THE PROBLEM
Write the material out again in full, word for word. Do not include the pictures.
_____
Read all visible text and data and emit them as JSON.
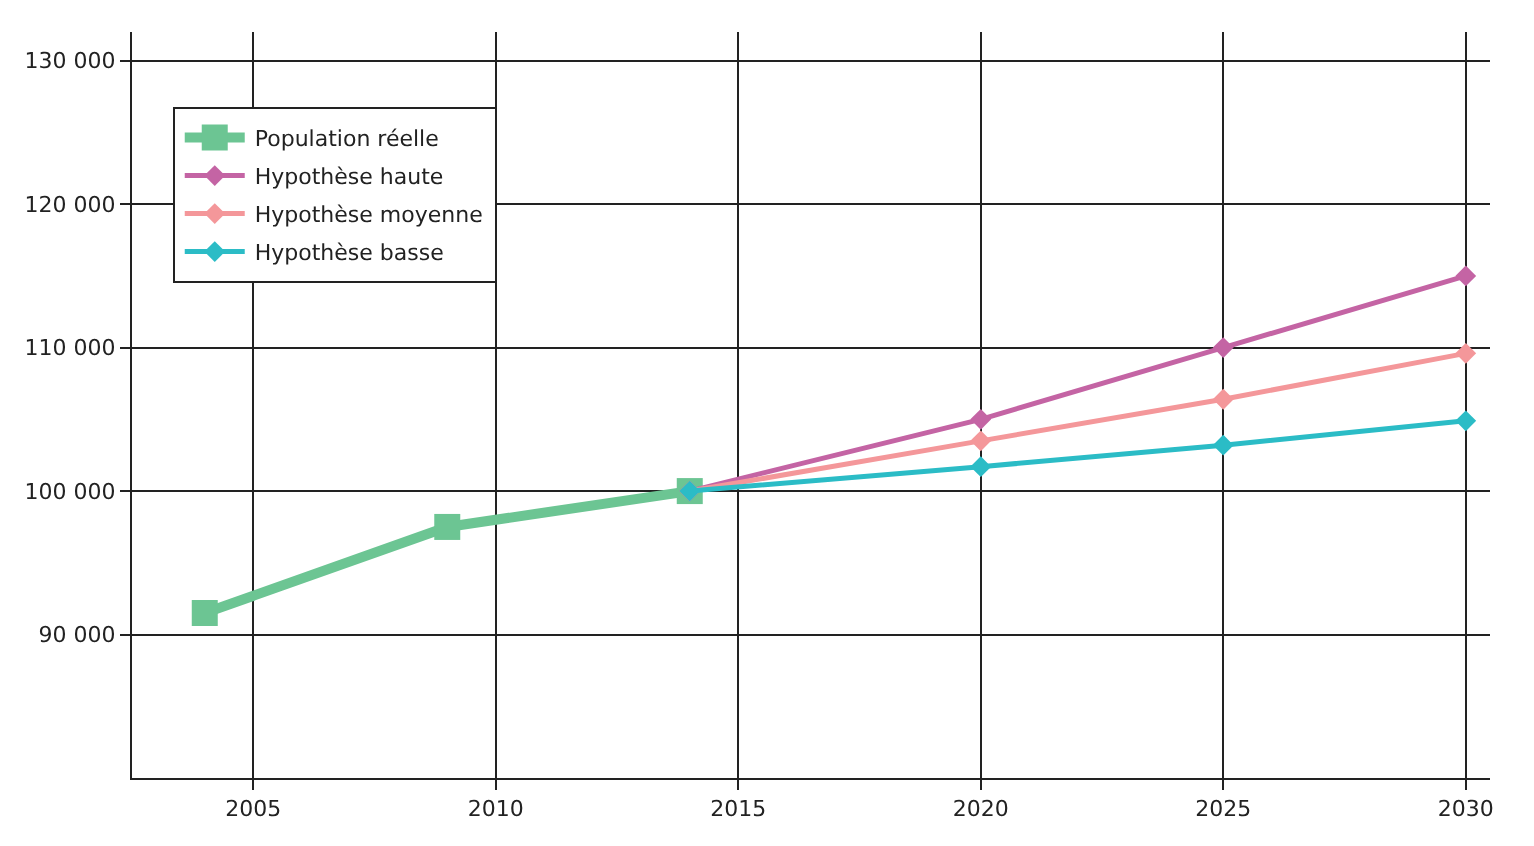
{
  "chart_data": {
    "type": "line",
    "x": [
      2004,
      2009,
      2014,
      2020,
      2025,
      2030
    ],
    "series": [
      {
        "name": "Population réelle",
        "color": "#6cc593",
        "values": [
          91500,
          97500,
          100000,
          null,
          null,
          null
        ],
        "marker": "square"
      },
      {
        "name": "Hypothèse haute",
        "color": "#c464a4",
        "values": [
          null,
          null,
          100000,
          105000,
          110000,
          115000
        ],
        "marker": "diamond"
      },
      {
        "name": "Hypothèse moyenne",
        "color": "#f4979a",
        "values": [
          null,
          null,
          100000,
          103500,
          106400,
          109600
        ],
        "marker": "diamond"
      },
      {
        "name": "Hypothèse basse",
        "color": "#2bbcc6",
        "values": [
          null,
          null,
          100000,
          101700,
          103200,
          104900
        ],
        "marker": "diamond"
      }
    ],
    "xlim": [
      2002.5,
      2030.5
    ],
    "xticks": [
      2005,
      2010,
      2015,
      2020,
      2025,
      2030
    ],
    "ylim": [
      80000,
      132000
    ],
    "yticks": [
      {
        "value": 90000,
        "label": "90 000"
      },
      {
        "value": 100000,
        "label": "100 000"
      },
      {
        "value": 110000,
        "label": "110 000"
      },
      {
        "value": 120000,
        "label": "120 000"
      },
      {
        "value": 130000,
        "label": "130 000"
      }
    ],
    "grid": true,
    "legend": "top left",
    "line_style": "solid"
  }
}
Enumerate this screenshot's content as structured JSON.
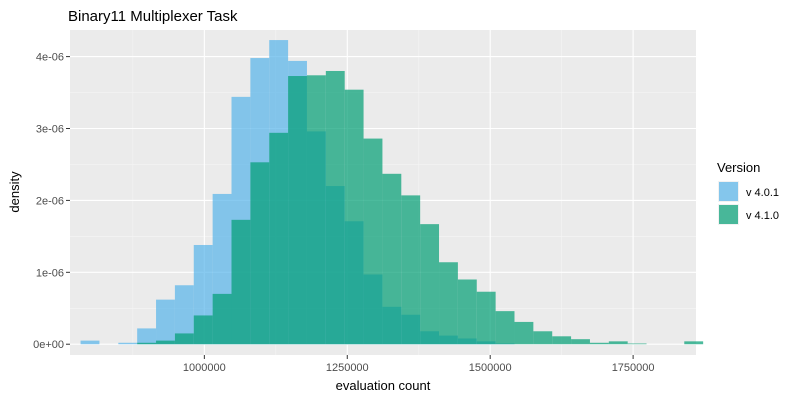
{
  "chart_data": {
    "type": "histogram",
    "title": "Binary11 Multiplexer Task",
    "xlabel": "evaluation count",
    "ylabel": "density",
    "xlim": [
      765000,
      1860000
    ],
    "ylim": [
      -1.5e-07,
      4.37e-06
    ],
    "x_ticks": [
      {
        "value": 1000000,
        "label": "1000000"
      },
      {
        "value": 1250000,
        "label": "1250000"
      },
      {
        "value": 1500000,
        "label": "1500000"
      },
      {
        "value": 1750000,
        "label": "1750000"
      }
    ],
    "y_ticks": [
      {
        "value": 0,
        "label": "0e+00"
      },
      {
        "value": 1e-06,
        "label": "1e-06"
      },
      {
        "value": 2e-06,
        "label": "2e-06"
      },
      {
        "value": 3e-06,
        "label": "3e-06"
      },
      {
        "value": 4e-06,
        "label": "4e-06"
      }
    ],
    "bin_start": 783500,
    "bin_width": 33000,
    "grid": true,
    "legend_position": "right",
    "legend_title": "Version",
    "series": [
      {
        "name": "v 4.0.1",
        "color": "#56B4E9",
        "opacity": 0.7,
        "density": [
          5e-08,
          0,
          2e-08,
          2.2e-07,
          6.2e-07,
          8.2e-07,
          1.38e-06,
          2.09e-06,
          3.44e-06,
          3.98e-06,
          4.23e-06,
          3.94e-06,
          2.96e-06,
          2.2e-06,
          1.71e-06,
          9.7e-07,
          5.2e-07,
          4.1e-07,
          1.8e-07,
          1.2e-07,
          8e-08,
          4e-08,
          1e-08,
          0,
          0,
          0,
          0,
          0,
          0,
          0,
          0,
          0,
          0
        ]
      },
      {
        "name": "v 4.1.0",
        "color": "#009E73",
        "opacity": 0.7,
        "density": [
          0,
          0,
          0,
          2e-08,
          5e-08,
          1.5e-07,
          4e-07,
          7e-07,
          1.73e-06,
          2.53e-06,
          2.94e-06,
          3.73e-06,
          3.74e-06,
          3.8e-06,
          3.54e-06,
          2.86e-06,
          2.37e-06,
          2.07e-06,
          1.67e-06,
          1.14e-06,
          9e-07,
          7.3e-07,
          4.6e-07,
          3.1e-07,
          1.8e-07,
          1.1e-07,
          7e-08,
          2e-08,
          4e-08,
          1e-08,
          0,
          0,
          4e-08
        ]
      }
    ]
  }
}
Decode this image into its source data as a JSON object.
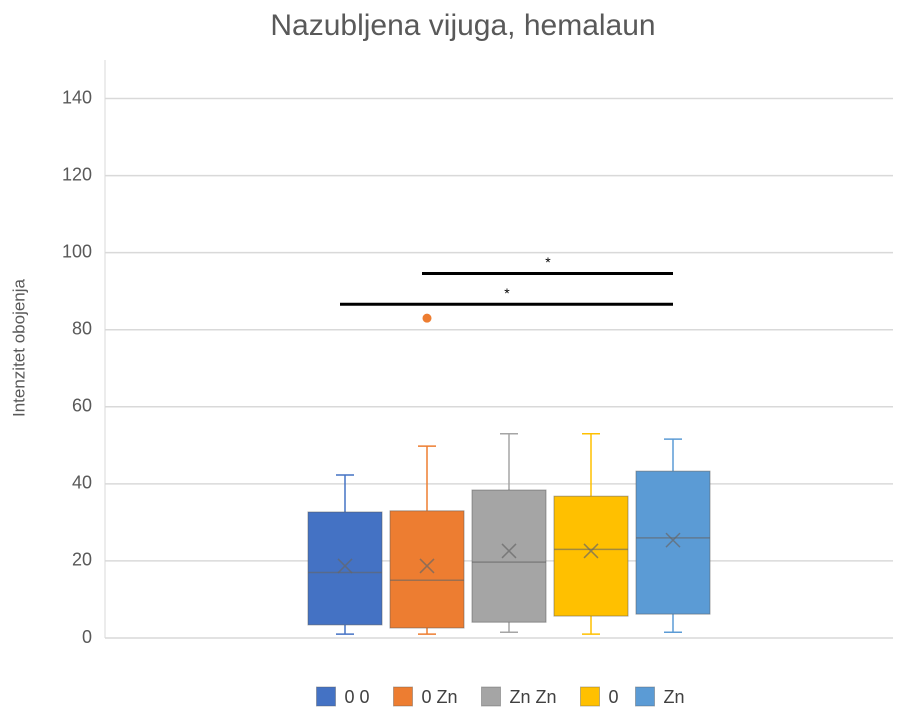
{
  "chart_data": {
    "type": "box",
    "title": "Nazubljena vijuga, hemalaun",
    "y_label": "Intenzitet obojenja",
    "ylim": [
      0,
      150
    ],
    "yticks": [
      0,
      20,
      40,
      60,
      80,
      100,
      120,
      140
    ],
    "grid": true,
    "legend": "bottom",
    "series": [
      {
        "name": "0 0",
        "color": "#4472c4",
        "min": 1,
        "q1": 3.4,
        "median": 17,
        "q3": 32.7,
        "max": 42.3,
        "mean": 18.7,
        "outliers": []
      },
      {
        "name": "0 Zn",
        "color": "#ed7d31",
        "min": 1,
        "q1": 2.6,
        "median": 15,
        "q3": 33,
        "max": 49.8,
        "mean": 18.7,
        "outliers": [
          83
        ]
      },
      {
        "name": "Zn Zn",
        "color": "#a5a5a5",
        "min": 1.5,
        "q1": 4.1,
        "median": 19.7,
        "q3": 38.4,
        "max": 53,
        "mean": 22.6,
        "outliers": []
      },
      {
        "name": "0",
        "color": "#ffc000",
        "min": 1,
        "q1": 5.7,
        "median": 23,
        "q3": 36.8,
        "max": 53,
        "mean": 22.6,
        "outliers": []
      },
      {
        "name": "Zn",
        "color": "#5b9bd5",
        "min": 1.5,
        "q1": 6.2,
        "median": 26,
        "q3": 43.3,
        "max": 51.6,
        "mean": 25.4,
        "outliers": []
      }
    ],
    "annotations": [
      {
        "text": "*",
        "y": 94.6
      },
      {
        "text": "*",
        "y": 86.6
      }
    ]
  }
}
_____
SOLUTION TO THIS PROBLEM
Read all visible text and data and emit them as JSON.
{
  "chart_data": {
    "type": "line",
    "x": [
      2004,
      2009,
      2014,
      2020,
      2025,
      2030
    ],
    "series": [
      {
        "name": "Population réelle",
        "color": "#6cc593",
        "values": [
          91500,
          97500,
          100000,
          null,
          null,
          null
        ],
        "marker": "square"
      },
      {
        "name": "Hypothèse haute",
        "color": "#c464a4",
        "values": [
          null,
          null,
          100000,
          105000,
          110000,
          115000
        ],
        "marker": "diamond"
      },
      {
        "name": "Hypothèse moyenne",
        "color": "#f4979a",
        "values": [
          null,
          null,
          100000,
          103500,
          106400,
          109600
        ],
        "marker": "diamond"
      },
      {
        "name": "Hypothèse basse",
        "color": "#2bbcc6",
        "values": [
          null,
          null,
          100000,
          101700,
          103200,
          104900
        ],
        "marker": "diamond"
      }
    ],
    "xlim": [
      2002.5,
      2030.5
    ],
    "xticks": [
      2005,
      2010,
      2015,
      2020,
      2025,
      2030
    ],
    "ylim": [
      80000,
      132000
    ],
    "yticks": [
      {
        "value": 90000,
        "label": "90 000"
      },
      {
        "value": 100000,
        "label": "100 000"
      },
      {
        "value": 110000,
        "label": "110 000"
      },
      {
        "value": 120000,
        "label": "120 000"
      },
      {
        "value": 130000,
        "label": "130 000"
      }
    ],
    "grid": true,
    "legend": "top left",
    "line_style": "solid"
  }
}
Enumerate this screenshot's content as structured JSON.
{
  "chart_data": {
    "type": "histogram",
    "title": "Binary11 Multiplexer Task",
    "xlabel": "evaluation count",
    "ylabel": "density",
    "xlim": [
      765000,
      1860000
    ],
    "ylim": [
      -1.5e-07,
      4.37e-06
    ],
    "x_ticks": [
      {
        "value": 1000000,
        "label": "1000000"
      },
      {
        "value": 1250000,
        "label": "1250000"
      },
      {
        "value": 1500000,
        "label": "1500000"
      },
      {
        "value": 1750000,
        "label": "1750000"
      }
    ],
    "y_ticks": [
      {
        "value": 0,
        "label": "0e+00"
      },
      {
        "value": 1e-06,
        "label": "1e-06"
      },
      {
        "value": 2e-06,
        "label": "2e-06"
      },
      {
        "value": 3e-06,
        "label": "3e-06"
      },
      {
        "value": 4e-06,
        "label": "4e-06"
      }
    ],
    "bin_start": 783500,
    "bin_width": 33000,
    "grid": true,
    "legend_position": "right",
    "legend_title": "Version",
    "series": [
      {
        "name": "v 4.0.1",
        "color": "#56B4E9",
        "opacity": 0.7,
        "density": [
          5e-08,
          0,
          2e-08,
          2.2e-07,
          6.2e-07,
          8.2e-07,
          1.38e-06,
          2.09e-06,
          3.44e-06,
          3.98e-06,
          4.23e-06,
          3.94e-06,
          2.96e-06,
          2.2e-06,
          1.71e-06,
          9.7e-07,
          5.2e-07,
          4.1e-07,
          1.8e-07,
          1.2e-07,
          8e-08,
          4e-08,
          1e-08,
          0,
          0,
          0,
          0,
          0,
          0,
          0,
          0,
          0,
          0
        ]
      },
      {
        "name": "v 4.1.0",
        "color": "#009E73",
        "opacity": 0.7,
        "density": [
          0,
          0,
          0,
          2e-08,
          5e-08,
          1.5e-07,
          4e-07,
          7e-07,
          1.73e-06,
          2.53e-06,
          2.94e-06,
          3.73e-06,
          3.74e-06,
          3.8e-06,
          3.54e-06,
          2.86e-06,
          2.37e-06,
          2.07e-06,
          1.67e-06,
          1.14e-06,
          9e-07,
          7.3e-07,
          4.6e-07,
          3.1e-07,
          1.8e-07,
          1.1e-07,
          7e-08,
          2e-08,
          4e-08,
          1e-08,
          0,
          0,
          4e-08
        ]
      }
    ]
  }
}
Decode this image into its source data as a JSON object.
{
  "chart_data": {
    "type": "box",
    "title": "Nazubljena vijuga, hemalaun",
    "y_label": "Intenzitet obojenja",
    "ylim": [
      0,
      150
    ],
    "yticks": [
      0,
      20,
      40,
      60,
      80,
      100,
      120,
      140
    ],
    "grid": true,
    "legend": "bottom",
    "series": [
      {
        "name": "0 0",
        "color": "#4472c4",
        "min": 1,
        "q1": 3.4,
        "median": 17,
        "q3": 32.7,
        "max": 42.3,
        "mean": 18.7,
        "outliers": []
      },
      {
        "name": "0 Zn",
        "color": "#ed7d31",
        "min": 1,
        "q1": 2.6,
        "median": 15,
        "q3": 33,
        "max": 49.8,
        "mean": 18.7,
        "outliers": [
          83
        ]
      },
      {
        "name": "Zn Zn",
        "color": "#a5a5a5",
        "min": 1.5,
        "q1": 4.1,
        "median": 19.7,
        "q3": 38.4,
        "max": 53,
        "mean": 22.6,
        "outliers": []
      },
      {
        "name": "0",
        "color": "#ffc000",
        "min": 1,
        "q1": 5.7,
        "median": 23,
        "q3": 36.8,
        "max": 53,
        "mean": 22.6,
        "outliers": []
      },
      {
        "name": "Zn",
        "color": "#5b9bd5",
        "min": 1.5,
        "q1": 6.2,
        "median": 26,
        "q3": 43.3,
        "max": 51.6,
        "mean": 25.4,
        "outliers": []
      }
    ],
    "annotations": [
      {
        "text": "*",
        "y": 94.6
      },
      {
        "text": "*",
        "y": 86.6
      }
    ]
  }
}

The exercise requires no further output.